(Extracts from a graphics dataset)
☆ ☆ ☆ ☆
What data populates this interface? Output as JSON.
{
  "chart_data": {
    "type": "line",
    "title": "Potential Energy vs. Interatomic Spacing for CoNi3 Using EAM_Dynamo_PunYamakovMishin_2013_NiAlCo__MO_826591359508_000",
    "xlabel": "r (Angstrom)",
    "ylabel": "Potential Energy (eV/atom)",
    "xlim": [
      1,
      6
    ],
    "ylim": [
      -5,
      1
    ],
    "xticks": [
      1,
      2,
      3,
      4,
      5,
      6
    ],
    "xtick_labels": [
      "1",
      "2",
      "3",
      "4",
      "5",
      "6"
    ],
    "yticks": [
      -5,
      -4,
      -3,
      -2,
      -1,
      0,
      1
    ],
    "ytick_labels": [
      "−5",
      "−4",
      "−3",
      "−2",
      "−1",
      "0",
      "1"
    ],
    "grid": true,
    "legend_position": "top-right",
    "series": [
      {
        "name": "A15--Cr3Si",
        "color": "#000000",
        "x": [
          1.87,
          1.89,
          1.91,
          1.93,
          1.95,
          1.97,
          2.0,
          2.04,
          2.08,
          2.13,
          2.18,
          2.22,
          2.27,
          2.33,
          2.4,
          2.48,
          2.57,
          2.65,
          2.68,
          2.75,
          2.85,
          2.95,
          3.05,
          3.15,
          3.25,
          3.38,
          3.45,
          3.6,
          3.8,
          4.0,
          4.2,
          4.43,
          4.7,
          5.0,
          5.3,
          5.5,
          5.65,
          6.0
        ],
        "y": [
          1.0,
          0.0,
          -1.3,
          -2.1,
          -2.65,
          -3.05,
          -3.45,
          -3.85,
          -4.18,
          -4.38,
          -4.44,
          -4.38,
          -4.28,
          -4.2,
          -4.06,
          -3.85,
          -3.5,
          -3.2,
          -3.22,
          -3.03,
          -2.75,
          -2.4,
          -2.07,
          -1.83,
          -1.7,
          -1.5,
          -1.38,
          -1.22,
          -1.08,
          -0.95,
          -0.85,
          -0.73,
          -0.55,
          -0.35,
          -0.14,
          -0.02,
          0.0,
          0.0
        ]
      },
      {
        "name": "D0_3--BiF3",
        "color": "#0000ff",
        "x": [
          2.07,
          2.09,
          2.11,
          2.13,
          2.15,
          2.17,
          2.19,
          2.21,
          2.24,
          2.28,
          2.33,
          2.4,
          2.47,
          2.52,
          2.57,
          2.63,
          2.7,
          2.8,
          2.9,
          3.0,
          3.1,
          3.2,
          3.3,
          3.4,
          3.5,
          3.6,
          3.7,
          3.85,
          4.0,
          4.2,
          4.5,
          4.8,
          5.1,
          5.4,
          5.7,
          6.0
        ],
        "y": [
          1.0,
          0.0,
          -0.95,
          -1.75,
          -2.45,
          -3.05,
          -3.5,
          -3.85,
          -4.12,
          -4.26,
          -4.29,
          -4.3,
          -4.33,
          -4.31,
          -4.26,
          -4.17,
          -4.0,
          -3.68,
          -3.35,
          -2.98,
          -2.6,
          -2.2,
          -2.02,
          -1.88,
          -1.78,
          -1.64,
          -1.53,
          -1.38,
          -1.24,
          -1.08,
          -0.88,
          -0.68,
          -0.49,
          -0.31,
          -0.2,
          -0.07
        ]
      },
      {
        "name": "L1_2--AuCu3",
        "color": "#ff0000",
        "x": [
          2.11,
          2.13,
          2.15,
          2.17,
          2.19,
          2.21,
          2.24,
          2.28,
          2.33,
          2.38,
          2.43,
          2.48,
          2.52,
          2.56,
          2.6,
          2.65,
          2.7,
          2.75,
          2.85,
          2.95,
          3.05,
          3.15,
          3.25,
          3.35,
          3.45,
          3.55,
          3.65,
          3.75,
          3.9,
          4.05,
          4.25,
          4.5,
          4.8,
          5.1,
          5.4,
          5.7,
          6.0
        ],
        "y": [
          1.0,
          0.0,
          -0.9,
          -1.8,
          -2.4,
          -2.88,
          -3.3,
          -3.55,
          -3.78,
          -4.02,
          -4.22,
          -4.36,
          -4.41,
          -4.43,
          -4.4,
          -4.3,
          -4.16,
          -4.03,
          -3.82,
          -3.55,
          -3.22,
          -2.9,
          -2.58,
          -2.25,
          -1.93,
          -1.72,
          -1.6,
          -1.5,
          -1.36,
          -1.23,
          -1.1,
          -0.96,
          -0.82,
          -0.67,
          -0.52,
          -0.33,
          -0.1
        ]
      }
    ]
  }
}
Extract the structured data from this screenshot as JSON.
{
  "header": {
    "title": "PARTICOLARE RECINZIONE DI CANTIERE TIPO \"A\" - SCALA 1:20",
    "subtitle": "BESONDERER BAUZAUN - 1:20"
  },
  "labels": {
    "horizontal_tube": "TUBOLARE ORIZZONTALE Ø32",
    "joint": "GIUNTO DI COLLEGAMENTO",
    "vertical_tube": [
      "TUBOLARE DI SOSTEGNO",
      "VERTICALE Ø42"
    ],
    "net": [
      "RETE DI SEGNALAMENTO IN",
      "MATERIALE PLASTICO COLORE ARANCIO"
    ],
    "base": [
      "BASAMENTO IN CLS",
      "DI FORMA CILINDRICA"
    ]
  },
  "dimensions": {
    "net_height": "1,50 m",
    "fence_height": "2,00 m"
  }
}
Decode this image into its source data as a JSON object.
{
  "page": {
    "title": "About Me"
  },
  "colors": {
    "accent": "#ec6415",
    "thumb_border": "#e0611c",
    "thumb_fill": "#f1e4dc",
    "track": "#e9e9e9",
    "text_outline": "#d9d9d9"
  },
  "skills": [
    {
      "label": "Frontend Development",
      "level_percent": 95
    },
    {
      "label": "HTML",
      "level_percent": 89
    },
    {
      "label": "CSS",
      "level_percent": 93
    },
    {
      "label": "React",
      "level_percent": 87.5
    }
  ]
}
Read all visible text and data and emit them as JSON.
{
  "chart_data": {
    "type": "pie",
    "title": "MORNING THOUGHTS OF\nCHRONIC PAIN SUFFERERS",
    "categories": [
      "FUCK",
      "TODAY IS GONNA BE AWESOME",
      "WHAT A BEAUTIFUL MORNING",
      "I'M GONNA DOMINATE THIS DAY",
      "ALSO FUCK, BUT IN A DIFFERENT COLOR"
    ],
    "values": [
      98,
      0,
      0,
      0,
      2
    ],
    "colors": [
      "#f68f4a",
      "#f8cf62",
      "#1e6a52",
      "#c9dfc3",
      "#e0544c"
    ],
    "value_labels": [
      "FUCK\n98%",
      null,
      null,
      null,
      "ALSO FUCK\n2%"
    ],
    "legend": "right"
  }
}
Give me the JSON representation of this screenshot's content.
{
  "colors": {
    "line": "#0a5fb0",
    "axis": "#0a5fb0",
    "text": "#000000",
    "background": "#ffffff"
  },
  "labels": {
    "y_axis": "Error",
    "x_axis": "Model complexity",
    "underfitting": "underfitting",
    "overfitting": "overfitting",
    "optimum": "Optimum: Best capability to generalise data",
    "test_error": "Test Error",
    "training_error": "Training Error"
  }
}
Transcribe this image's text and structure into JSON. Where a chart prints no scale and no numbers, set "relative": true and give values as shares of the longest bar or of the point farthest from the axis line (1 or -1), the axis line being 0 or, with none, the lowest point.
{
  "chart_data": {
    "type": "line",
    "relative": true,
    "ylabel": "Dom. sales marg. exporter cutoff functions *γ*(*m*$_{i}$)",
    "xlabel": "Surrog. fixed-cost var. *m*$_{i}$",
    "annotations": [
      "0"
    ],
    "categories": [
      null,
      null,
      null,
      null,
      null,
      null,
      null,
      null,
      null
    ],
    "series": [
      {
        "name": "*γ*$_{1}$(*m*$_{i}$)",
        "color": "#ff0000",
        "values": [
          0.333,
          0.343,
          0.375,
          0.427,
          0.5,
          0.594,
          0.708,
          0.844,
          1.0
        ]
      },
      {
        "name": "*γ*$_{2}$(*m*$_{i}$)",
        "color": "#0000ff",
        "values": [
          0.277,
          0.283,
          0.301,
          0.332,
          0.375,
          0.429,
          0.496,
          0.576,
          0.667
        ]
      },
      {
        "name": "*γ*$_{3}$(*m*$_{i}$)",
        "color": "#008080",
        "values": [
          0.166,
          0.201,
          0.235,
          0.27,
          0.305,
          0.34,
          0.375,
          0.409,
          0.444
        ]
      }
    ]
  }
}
☆ ☆ ☆ ☆
== Description of the task ==
Go through the records. Copy each line where "screenshot" appears.

== Exercise answer ==
Extract the structured data from this screenshot as JSON.
Give me the JSON representation of this screenshot's content.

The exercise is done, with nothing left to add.